**Data to use**
** begin **

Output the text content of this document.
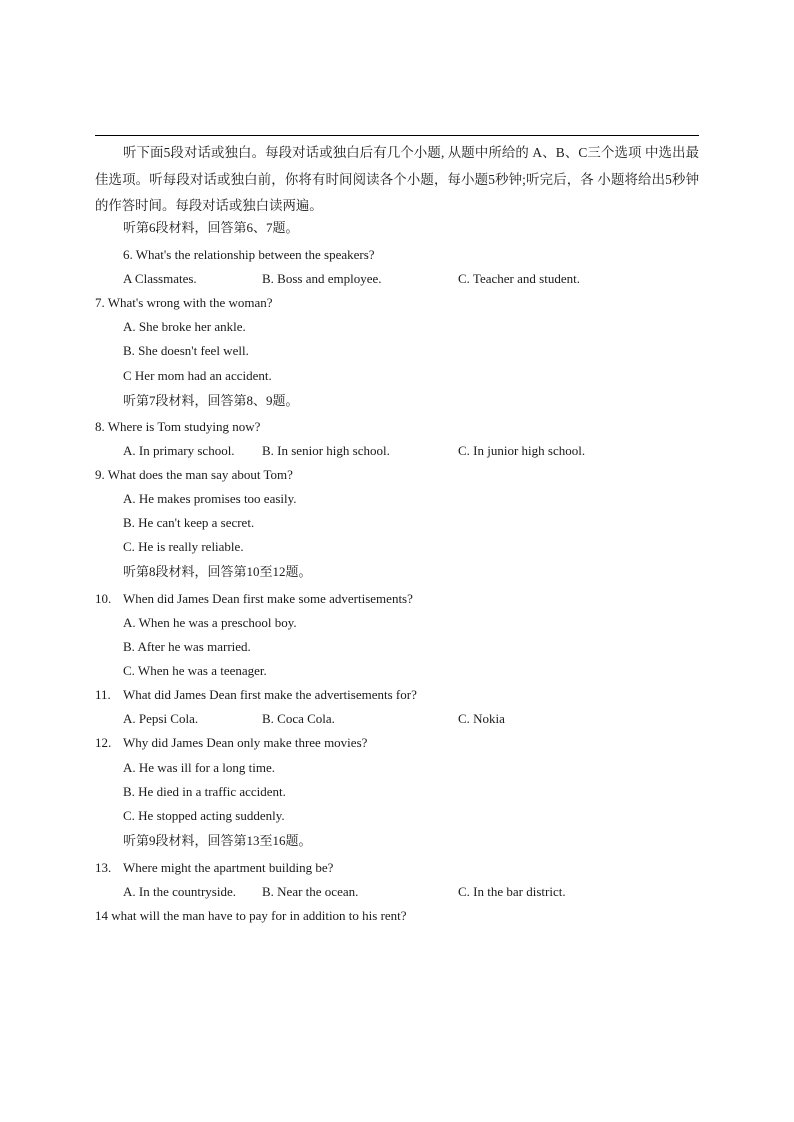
听下面5段对话或独白。每段对话或独白后有几个小题, 从题中所给的 A、B、C三个选项 中选出最佳选项。听每段对话或独白前，你将有时间阅读各个小题，每小题5秒钟;听完后，各 小题将给出5秒钟的作答时间。每段对话或独白读两遍。
听第6段材料，回答第6、7题。
6. What's the relationship between the speakers?
A Classmates.	B. Boss and employee.	C. Teacher and student.
7. What's wrong with the woman?
A. She broke her ankle.
B. She doesn't feel well.
C Her mom had an accident.
听第7段材料，回答第8、9题。
8. Where is Tom studying now?
A. In primary school. B. In senior high school.	C. In junior high school.
9. What does the man say about Tom?
A. He makes promises too easily.
B. He can't keep a secret.
C. He is really reliable.
听第8段材料，回答第10至12题。
10. When did James Dean first make some advertisements?
A. When he was a preschool boy.
B. After he was married.
C. When he was a teenager.
11. What did James Dean first make the advertisements for?
A. Pepsi Cola.	B. Coca Cola.	C. Nokia
12. Why did James Dean only make three movies?
A. He was ill for a long time.
B. He died in a traffic accident.
C. He stopped acting suddenly.
听第9段材料，回答第13至16题。
13. Where might the apartment building be?
A. In the countryside. B. Near the ocean.	C. In the bar district.
14 what will the man have to pay for in addition to his rent?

** end **

**Exercise task**
In the entries above, find every line with the word "When" and list it.

**Exercise output**
10. When did James Dean first make some advertisements?
A. When he was a preschool boy.
C. When he was a teenager.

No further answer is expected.